Stored data entries:
——————————

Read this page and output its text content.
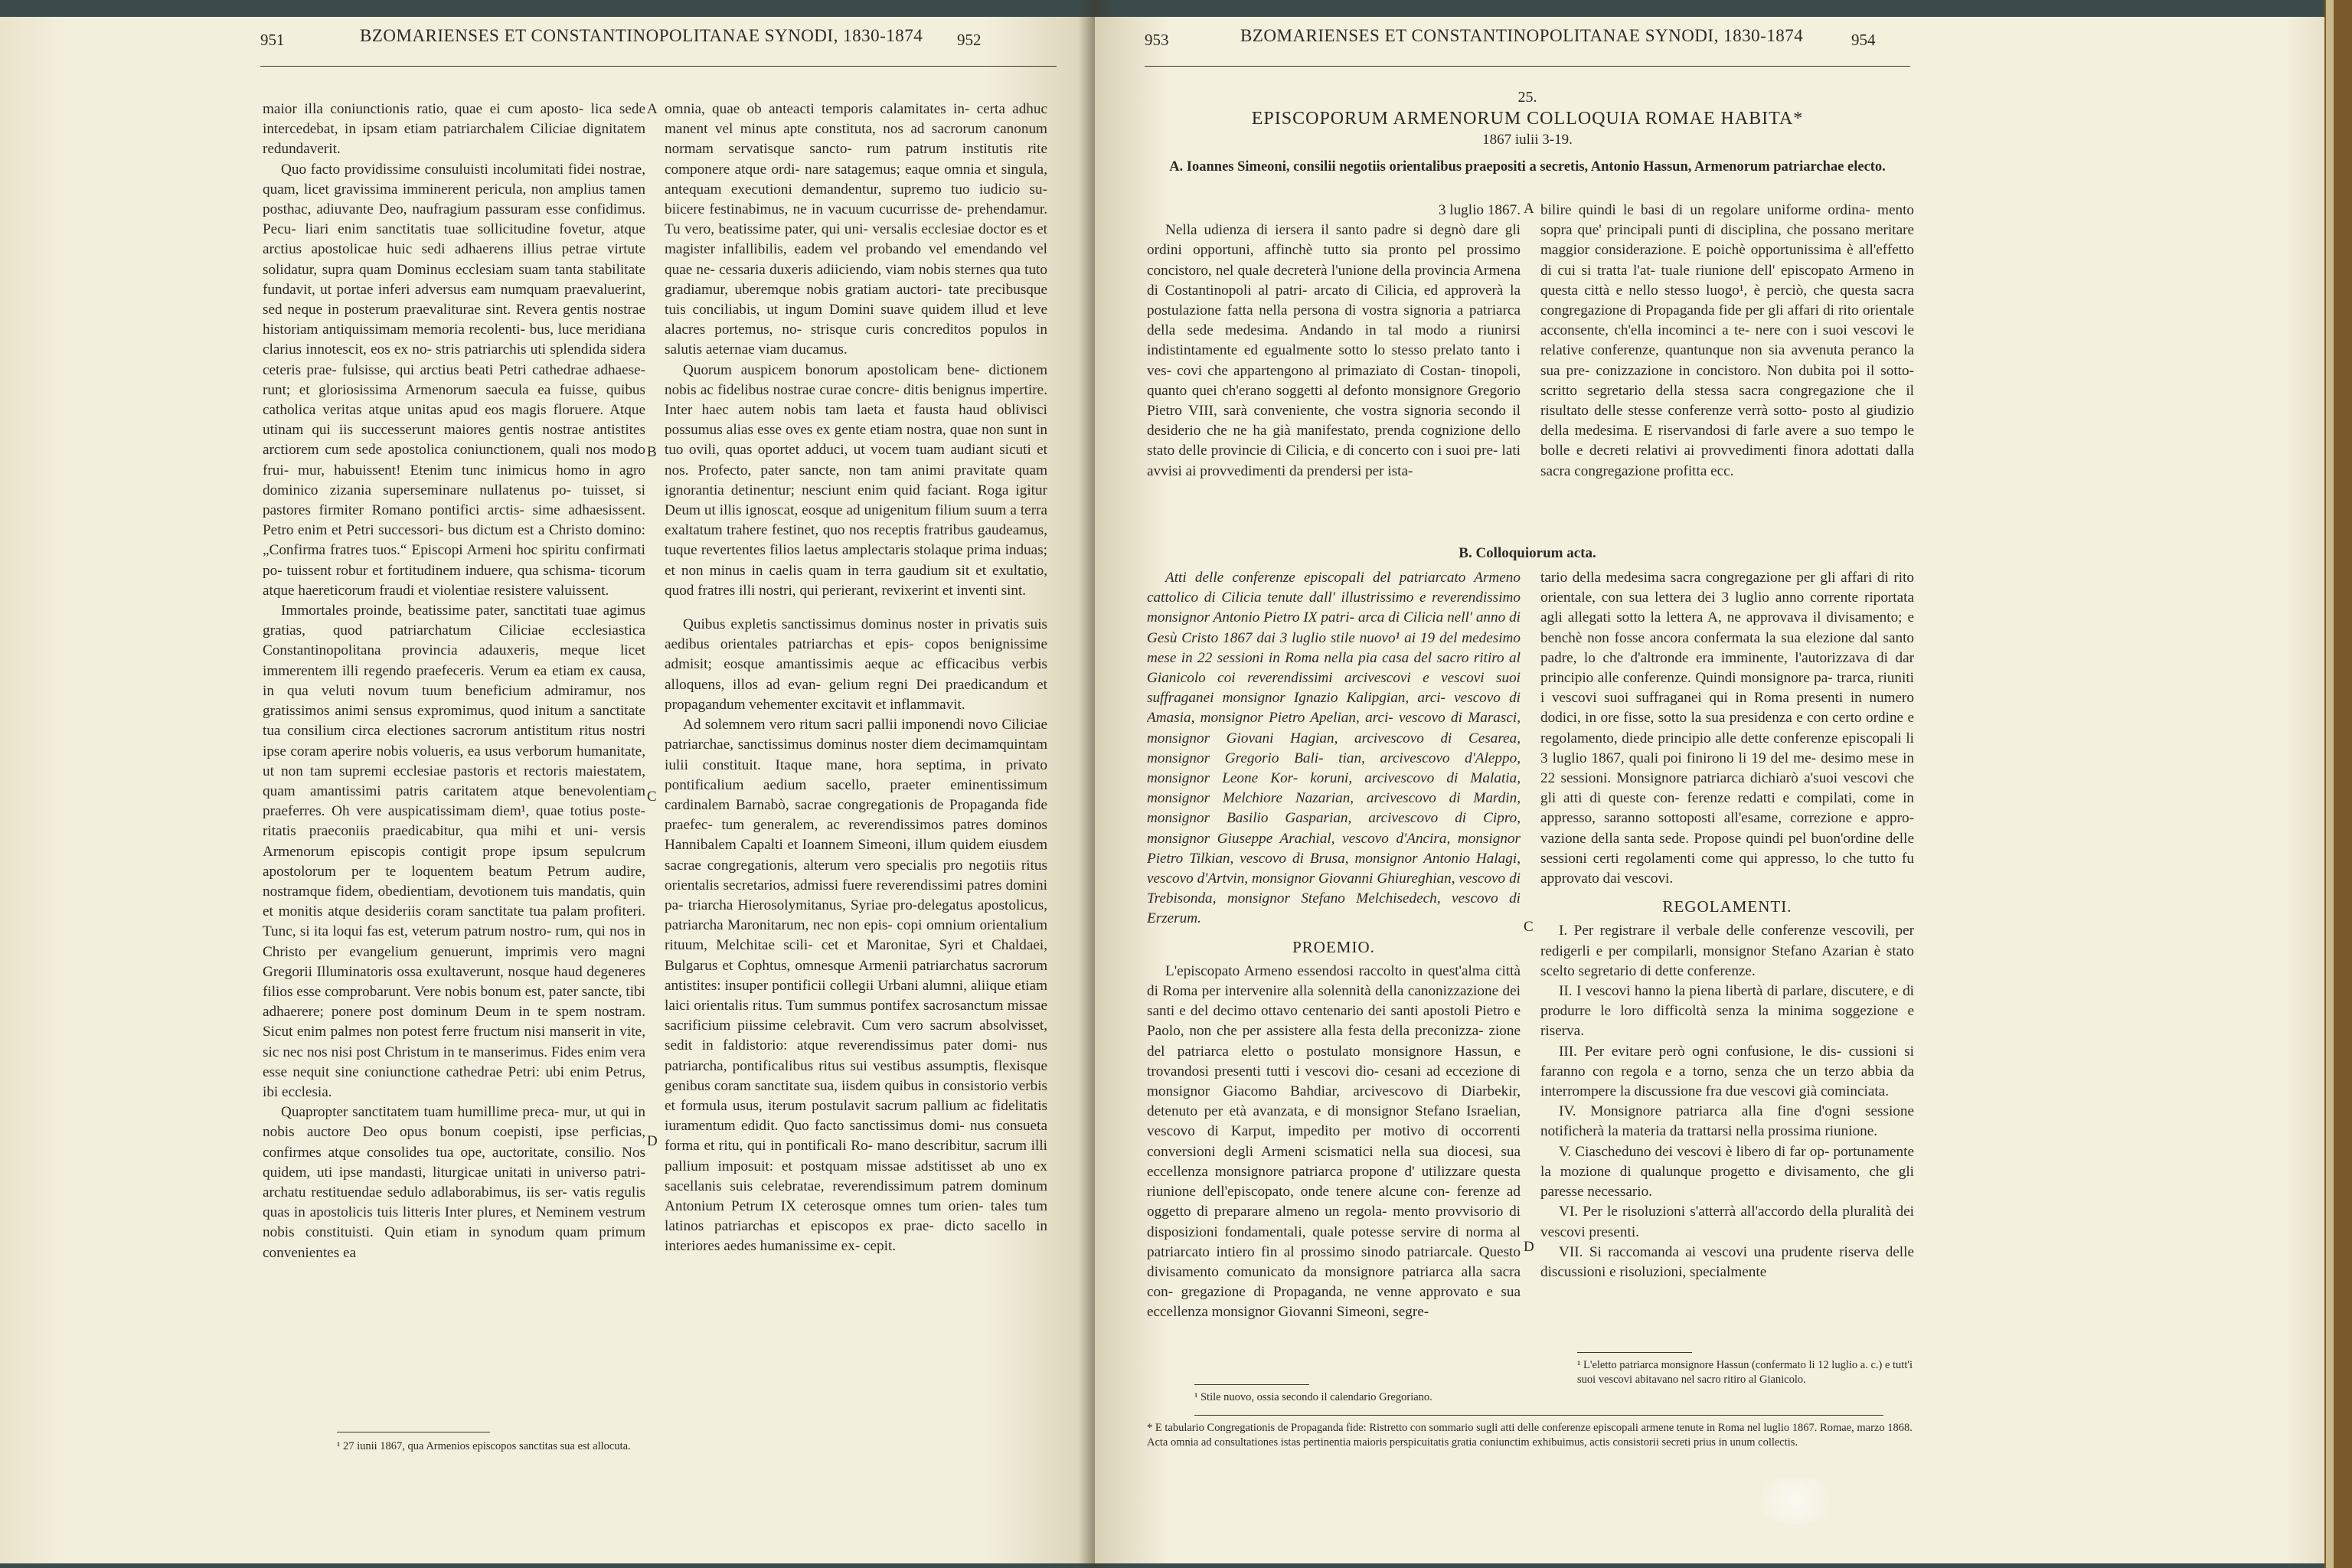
951	BZOMARIENSES ET CONSTANTINOPOLITANAE SYNODI, 1830-1874 952

maior illa coniunctionis ratio, quae ei cum aposto- lica sede intercedebat, in ipsam etiam patriarchalem Ciliciae dignitatem redundaverit.

Quo facto providissime consuluisti incolumitati fidei nostrae, quam, licet gravissima imminerent pericula, non amplius tamen posthac, adiuvante Deo, naufragium passuram esse confidimus. Pecu- liari enim sanctitatis tuae sollicitudine fovetur, atque arctius apostolicae huic sedi adhaerens illius petrae virtute solidatur, supra quam Dominus ecclesiam suam tanta stabilitate fundavit, ut portae inferi adversus eam numquam praevaluerint, sed neque in posterum praevaliturae sint. Revera gentis nostrae historiam antiquissimam memoria recolenti- bus, luce meridiana clarius innotescit, eos ex no- stris patriarchis uti splendida sidera ceteris prae- fulsisse, qui arctius beati Petri cathedrae adhaese- runt; et gloriosissima Armenorum saecula ea fuisse, quibus catholica veritas atque unitas apud eos magis floruere. Atque utinam qui iis successerunt maiores gentis nostrae antistites arctiorem cum sede apostolica coniunctionem, quali nos modo frui- mur, habuissent! Etenim tunc inimicus homo in agro dominico zizania superseminare nullatenus po- tuisset, si pastores firmiter Romano pontifici arctis- sime adhaesissent. Petro enim et Petri successori- bus dictum est a Christo domino: „Confirma fratres tuos.“ Episcopi Armeni hoc spiritu confirmati po- tuissent robur et fortitudinem induere, qua schisma- ticorum atque haereticorum fraudi et violentiae resistere valuissent.

Immortales proinde, beatissime pater, sanctitati tuae agimus gratias, quod patriarchatum Ciliciae ecclesiastica Constantinopolitana provincia adauxeris, meque licet immerentem illi regendo praefeceris. Verum ea etiam ex causa, in qua veluti novum tuum beneficium admiramur, nos gratissimos animi sensus expromimus, quod initum a sanctitate tua consilium circa electiones sacrorum antistitum ritus nostri ipse coram aperire nobis volueris, ea usus verborum humanitate, ut non tam supremi ecclesiae pastoris et rectoris maiestatem, quam amantissimi patris caritatem atque benevolentiam praeferres. Oh vere auspicatissimam diem¹, quae totius poste- ritatis praeconiis praedicabitur, qua mihi et uni- versis Armenorum episcopis contigit prope ipsum sepulcrum apostolorum per te loquentem beatum Petrum audire, nostramque fidem, obedientiam, devotionem tuis mandatis, quin et monitis atque desideriis coram sanctitate tua palam profiteri. Tunc, si ita loqui fas est, veterum patrum nostro- rum, qui nos in Christo per evangelium genuerunt, imprimis vero magni Gregorii Illuminatoris ossa exultaverunt, nosque haud degeneres filios esse comprobarunt. Vere nobis bonum est, pater sancte, tibi adhaerere; ponere post dominum Deum in te spem nostram. Sicut enim palmes non potest ferre fructum nisi manserit in vite, sic nec nos nisi post Christum in te manserimus. Fides enim vera esse nequit sine coniunctione cathedrae Petri: ubi enim Petrus, ibi ecclesia.

Quapropter sanctitatem tuam humillime preca- mur, ut qui in nobis auctore Deo opus bonum coepisti, ipse perficias, confirmes atque consolides tua ope, auctoritate, consilio. Nos quidem, uti ipse mandasti, liturgicae unitati in universo patri- archatu restituendae sedulo adlaborabimus, iis ser- vatis regulis quas in apostolicis tuis litteris Inter plures, et Neminem vestrum nobis constituisti. Quin etiam in synodum quam primum convenientes ea

¹ 27 iunii 1867, qua Armenios episcopos sanctitas sua est allocuta.
A
B
C
D

omnia, quae ob anteacti temporis calamitates in- certa adhuc manent vel minus apte constituta, nos ad sacrorum canonum normam servatisque sancto- rum patrum institutis rite componere atque ordi- nare satagemus; eaque omnia et singula, antequam executioni demandentur, supremo tuo iudicio su- biicere festinabimus, ne in vacuum cucurrisse de- prehendamur. Tu vero, beatissime pater, qui uni- versalis ecclesiae doctor es et magister infallibilis, eadem vel probando vel emendando vel quae ne- cessaria duxeris adiiciendo, viam nobis sternes qua tuto gradiamur, uberemque nobis gratiam auctori- tate precibusque tuis conciliabis, ut ingum Domini suave quidem illud et leve alacres portemus, no- strisque curis concreditos populos in salutis aeternae viam ducamus.

Quorum auspicem bonorum apostolicam bene- dictionem nobis ac fidelibus nostrae curae concre- ditis benignus impertire. Inter haec autem nobis tam laeta et fausta haud oblivisci possumus alias esse oves ex gente etiam nostra, quae non sunt in tuo ovili, quas oportet adduci, ut vocem tuam audiant sicuti et nos. Profecto, pater sancte, non tam animi pravitate quam ignorantia detinentur; nesciunt enim quid faciant. Roga igitur Deum ut illis ignoscat, eosque ad unigenitum filium suum a terra exaltatum trahere festinet, quo nos receptis fratribus gaudeamus, tuque revertentes filios laetus amplectaris stolaque prima induas; et non minus in caelis quam in terra gaudium sit et exultatio, quod fratres illi nostri, qui perierant, revixerint et inventi sint.

Quibus expletis sanctissimus dominus noster in privatis suis aedibus orientales patriarchas et epis- copos benignissime admisit; eosque amantissimis aeque ac efficacibus verbis alloquens, illos ad evan- gelium regni Dei praedicandum et propagandum vehementer excitavit et inflammavit.

Ad solemnem vero ritum sacri pallii imponendi novo Ciliciae patriarchae, sanctissimus dominus noster diem decimamquintam iulii constituit. Itaque mane, hora septima, in privato pontificalium aedium sacello, praeter eminentissimum cardinalem Barnabò, sacrae congregationis de Propaganda fide praefec- tum generalem, ac reverendissimos patres dominos Hannibalem Capalti et Ioannem Simeoni, illum quidem eiusdem sacrae congregationis, alterum vero specialis pro negotiis ritus orientalis secretarios, admissi fuere reverendissimi patres domini pa- triarcha Hierosolymitanus, Syriae pro-delegatus apostolicus, patriarcha Maronitarum, nec non epis- copi omnium orientalium rituum, Melchitae scili- cet et Maronitae, Syri et Chaldaei, Bulgarus et Cophtus, omnesque Armenii patriarchatus sacrorum antistites: insuper pontificii collegii Urbani alumni, aliique etiam laici orientalis ritus. Tum summus pontifex sacrosanctum missae sacrificium piissime celebravit. Cum vero sacrum absolvisset, sedit in faldistorio: atque reverendissimus pater domi- nus patriarcha, pontificalibus ritus sui vestibus assumptis, flexisque genibus coram sanctitate sua, iisdem quibus in consistorio verbis et formula usus, iterum postulavit sacrum pallium ac fidelitatis iuramentum edidit. Quo facto sanctissimus domi- nus consueta forma et ritu, qui in pontificali Ro- mano describitur, sacrum illi pallium imposuit: et postquam missae adstitisset ab uno ex sacellanis suis celebratae, reverendissimum patrem dominum Antonium Petrum IX ceterosque omnes tum orien- tales tum latinos patriarchas et episcopos ex prae- dicto sacello in interiores aedes humanissime ex- cepit.

953	BZOMARIENSES ET CONSTANTINOPOLITANAE SYNODI, 1830-1874	954
25.
EPISCOPORUM ARMENORUM COLLOQUIA ROMAE HABITA*
1867 iulii 3-19.
A. Ioannes Simeoni, consilii negotiis orientalibus praepositi a secretis, Antonio Hassun, Armenorum patriarchae electo.

3 luglio 1867.

Nella udienza di iersera il santo padre si degnò dare gli ordini opportuni, affinchè tutto sia pronto pel prossimo concistoro, nel quale decreterà l'unione della provincia Armena di Costantinopoli al patri- arcato di Cilicia, ed approverà la postulazione fatta nella persona di vostra signoria a patriarca della sede medesima. Andando in tal modo a riunirsi indistintamente ed egualmente sotto lo stesso prelato tanto i ves- covi che appartengono al primaziato di Costan- tinopoli, quanto quei ch'erano soggetti al defonto monsignore Gregorio Pietro VIII, sarà conveniente, che vostra signoria secondo il desiderio che ne ha già manifestato, prenda cognizione dello stato delle provincie di Cilicia, e di concerto con i suoi pre- lati avvisi ai provvedimenti da prendersi per ista-

A bilire quindi le basi di un regolare uniforme ordina- mento sopra que' principali punti di disciplina, che possano meritare maggior considerazione. E poichè opportunissima è all'effetto di cui si tratta l'at- tuale riunione dell' episcopato Armeno in questa città e nello stesso luogo¹, è perciò, che questa sacra congregazione di Propaganda fide per gli affari di rito orientale acconsente, ch'ella incominci a te- nere con i suoi vescovi le relative conferenze, quantunque non sia avvenuta peranco la sua pre- conizzazione in concistoro. Non dubita poi il sotto- scritto segretario della stessa sacra congregazione che il risultato delle stesse conferenze verrà sotto- posto al giudizio della medesima. E riservandosi di farle avere a suo tempo le bolle e decreti relativi ai provvedimenti finora adottati dalla sacra congregazione profitta ecc.

B. Colloquiorum acta.

Atti delle conferenze episcopali del patriarcato Armeno cattolico di Cilicia tenute dall' illustrissimo e reverendissimo monsignor Antonio Pietro IX patri- arca di Cilicia nell' anno di Gesù Cristo 1867 dai 3 luglio stile nuovo¹ ai 19 del medesimo mese in 22 sessioni in Roma nella pia casa del sacro ritiro al Gianicolo coi reverendissimi arcivescovi e vescovi suoi suffraganei monsignor Ignazio Kalipgian, arci- vescovo di Amasia, monsignor Pietro Apelian, arci- vescovo di Marasci, monsignor Giovani Hagian, arcivescovo di Cesarea, monsignor Gregorio Bali- tian, arcivescovo d'Aleppo, monsignor Leone Kor- koruni, arcivescovo di Malatia, monsignor Melchiore Nazarian, arcivescovo di Mardin, monsignor Basilio Gasparian, arcivescovo di Cipro, monsignor Giuseppe Arachial, vescovo d'Ancira, monsignor Pietro Tilkian, vescovo di Brusa, monsignor Antonio Halagi, vescovo d'Artvin, monsignor Giovanni Ghiureghian, vescovo di Trebisonda, monsignor Stefano Melchisedech, vescovo di Erzerum.

PROEMIO.

L'episcopato Armeno essendosi raccolto in quest'alma città di Roma per intervenire alla solennità della canonizzazione dei santi e del decimo ottavo centenario dei santi apostoli Pietro e Paolo, non che per assistere alla festa della preconizza- zione del patriarca eletto o postulato monsignore Hassun, e trovandosi presenti tutti i vescovi dio- cesani ad eccezione di monsignor Giacomo Bahdiar, arcivescovo di Diarbekir, detenuto per età avanzata, e di monsignor Stefano Israelian, vescovo di Karput, impedito per motivo di occorrenti conversioni degli Armeni scismatici nella sua diocesi, sua eccellenza monsignore patriarca propone d' utilizzare questa riunione dell'episcopato, onde tenere alcune con- ferenze ad oggetto di preparare almeno un regola- mento provvisorio di disposizioni fondamentali, quale potesse servire di norma al patriarcato intiero fin al prossimo sinodo patriarcale. Questo divisamento comunicato da monsignore patriarca alla sacra con- gregazione di Propaganda, ne venne approvato e sua eccellenza monsignor Giovanni Simeoni, segre-

¹ Stile nuovo, ossia secondo il calendario Gregoriano.
C
D

tario della medesima sacra congregazione per gli affari di rito orientale, con sua lettera dei 3 luglio anno corrente riportata agli allegati sotto la lettera A, ne approvava il divisamento; e benchè non fosse ancora confermata la sua elezione dal santo padre, lo che d'altronde era imminente, l'autorizzava di dar principio alle conferenze. Quindi monsignore pa- trarca, riuniti i vescovi suoi suffraganei qui in Roma presenti in numero dodici, in ore fisse, sotto la sua presidenza e con certo ordine e regolamento, diede principio alle dette conferenze episcopali li 3 luglio 1867, quali poi finirono li 19 del me- desimo mese in 22 sessioni. Monsignore patriarca dichiarò a'suoi vescovi che gli atti di queste con- ferenze redatti e compilati, come in appresso, saranno sottoposti all'esame, correzione e appro- vazione della santa sede. Propose quindi pel buon'ordine delle sessioni certi regolamenti come qui appresso, lo che tutto fu approvato dai vescovi.

REGOLAMENTI.

I. Per registrare il verbale delle conferenze vescovili, per redigerli e per compilarli, monsignor Stefano Azarian è stato scelto segretario di dette conferenze.

II. I vescovi hanno la piena libertà di parlare, discutere, e di produrre le loro difficoltà senza la minima soggezione e riserva.

III. Per evitare però ogni confusione, le dis- cussioni si faranno con regola e a torno, senza che un terzo abbia da interrompere la discussione fra due vescovi già cominciata.

IV. Monsignore patriarca alla fine d'ogni sessione notificherà la materia da trattarsi nella prossima riunione.

V. Ciascheduno dei vescovi è libero di far op- portunamente la mozione di qualunque progetto e divisamento, che gli paresse necessario.

VI. Per le risoluzioni s'atterrà all'accordo della pluralità dei vescovi presenti.

VII. Si raccomanda ai vescovi una prudente riserva delle discussioni e risoluzioni, specialmente

¹ L'eletto patriarca monsignore Hassun (confermato li 12 luglio a. c.) e tutt'i suoi vescovi abitavano nel sacro ritiro al Gianicolo.
* E tabulario Congregationis de Propaganda fide: Ristretto con sommario sugli atti delle conferenze episcopali armene tenute in Roma nel luglio 1867. Romae, marzo 1868. Acta omnia ad consultationes istas pertinentia maioris perspicuitatis gratia coniunctim exhibuimus, actis consistorii secreti prius in unum collectis.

——————————

§ WORK TO COMPLETE
Find each line that has the word "risoluzioni", then copy it out.

§ ANSWER FOR THE TASK
VI. Per le risoluzioni s'atterrà all'accordo della pluralità dei vescovi presenti.
VII. Si raccomanda ai vescovi una prudente riserva delle discussioni e risoluzioni, specialmente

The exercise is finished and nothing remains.